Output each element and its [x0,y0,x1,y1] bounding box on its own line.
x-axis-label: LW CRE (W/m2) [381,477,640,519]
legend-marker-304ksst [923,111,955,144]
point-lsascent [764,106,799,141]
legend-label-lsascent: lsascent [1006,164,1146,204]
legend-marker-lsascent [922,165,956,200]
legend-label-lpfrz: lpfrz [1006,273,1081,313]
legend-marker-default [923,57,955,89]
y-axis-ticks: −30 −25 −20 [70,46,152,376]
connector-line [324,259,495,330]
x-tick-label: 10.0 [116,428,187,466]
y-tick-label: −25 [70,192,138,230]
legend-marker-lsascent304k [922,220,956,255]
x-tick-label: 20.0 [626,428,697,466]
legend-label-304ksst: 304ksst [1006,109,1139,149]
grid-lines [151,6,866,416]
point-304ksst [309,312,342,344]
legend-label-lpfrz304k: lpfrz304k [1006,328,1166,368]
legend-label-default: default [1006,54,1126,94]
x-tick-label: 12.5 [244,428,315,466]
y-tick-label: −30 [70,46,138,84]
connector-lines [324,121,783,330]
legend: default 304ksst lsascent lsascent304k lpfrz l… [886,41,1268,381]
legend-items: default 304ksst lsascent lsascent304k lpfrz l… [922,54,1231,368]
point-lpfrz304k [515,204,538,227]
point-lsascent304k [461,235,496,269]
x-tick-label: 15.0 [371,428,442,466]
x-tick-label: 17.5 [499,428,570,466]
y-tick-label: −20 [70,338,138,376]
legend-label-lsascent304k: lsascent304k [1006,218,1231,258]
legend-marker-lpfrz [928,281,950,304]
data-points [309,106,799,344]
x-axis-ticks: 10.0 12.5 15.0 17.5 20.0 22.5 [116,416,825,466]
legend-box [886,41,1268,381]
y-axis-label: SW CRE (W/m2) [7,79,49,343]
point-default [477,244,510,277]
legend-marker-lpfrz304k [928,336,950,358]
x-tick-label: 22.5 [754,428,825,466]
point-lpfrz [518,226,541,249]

PROBLEM STATEMENT >> Can you format every row above as a Markdown table with two columns, "No." for the row number and "Text" for the row itself, leaving out any blank rows?

THE SOLUTION >>
| No. | Text |
|---|---|
| 1 | Output each element and its [x0,y0,x1,y1] bounding box on its own line. |
| 2 | x-axis-label: LW CRE (W/m2) [381,477,640,519] |
| 3 | legend-marker-304ksst [923,111,955,144] |
| 4 | point-lsascent [764,106,799,141] |
| 5 | legend-label-lsascent: lsascent [1006,164,1146,204] |
| 6 | legend-marker-lsascent [922,165,956,200] |
| 7 | legend-label-lpfrz: lpfrz [1006,273,1081,313] |
| 8 | legend-marker-default [923,57,955,89] |
| 9 | y-axis-ticks: −30 −25 −20 [70,46,152,376] |
| 10 | connector-line [324,259,495,330] |
| 11 | x-tick-label: 10.0 [116,428,187,466] |
| 12 | y-tick-label: −25 [70,192,138,230] |
| 13 | legend-marker-lsascent304k [922,220,956,255] |
| 14 | x-tick-label: 20.0 [626,428,697,466] |
| 15 | legend-label-304ksst: 304ksst [1006,109,1139,149] |
| 16 | grid-lines [151,6,866,416] |
| 17 | point-304ksst [309,312,342,344] |
| 18 | legend-label-lpfrz304k: lpfrz304k [1006,328,1166,368] |
| 19 | legend-label-default: default [1006,54,1126,94] |
| 20 | x-tick-label: 12.5 [244,428,315,466] |
| 21 | y-tick-label: −30 [70,46,138,84] |
| 22 | connector-lines [324,121,783,330] |
| 23 | legend: default 304ksst lsascent lsascent304k lpfrz l… [886,41,1268,381] |
| 24 | legend-items: default 304ksst lsascent lsascent304k lpfrz l… [922,54,1231,368] |
| 25 | point-lpfrz304k [515,204,538,227] |
| 26 | point-lsascent304k [461,235,496,269] |
| 27 | x-tick-label: 15.0 [371,428,442,466] |
| 28 | x-tick-label: 17.5 [499,428,570,466] |
| 29 | y-tick-label: −20 [70,338,138,376] |
| 30 | legend-label-lsascent304k: lsascent304k [1006,218,1231,258] |
| 31 | legend-marker-lpfrz [928,281,950,304] |
| 32 | data-points [309,106,799,344] |
| 33 | x-axis-ticks: 10.0 12.5 15.0 17.5 20.0 22.5 [116,416,825,466] |
| 34 | legend-box [886,41,1268,381] |
| 35 | y-axis-label: SW CRE (W/m2) [7,79,49,343] |
| 36 | point-default [477,244,510,277] |
| 37 | legend-marker-lpfrz304k [928,336,950,358] |
| 38 | x-tick-label: 22.5 [754,428,825,466] |
| 39 | point-lpfrz [518,226,541,249] |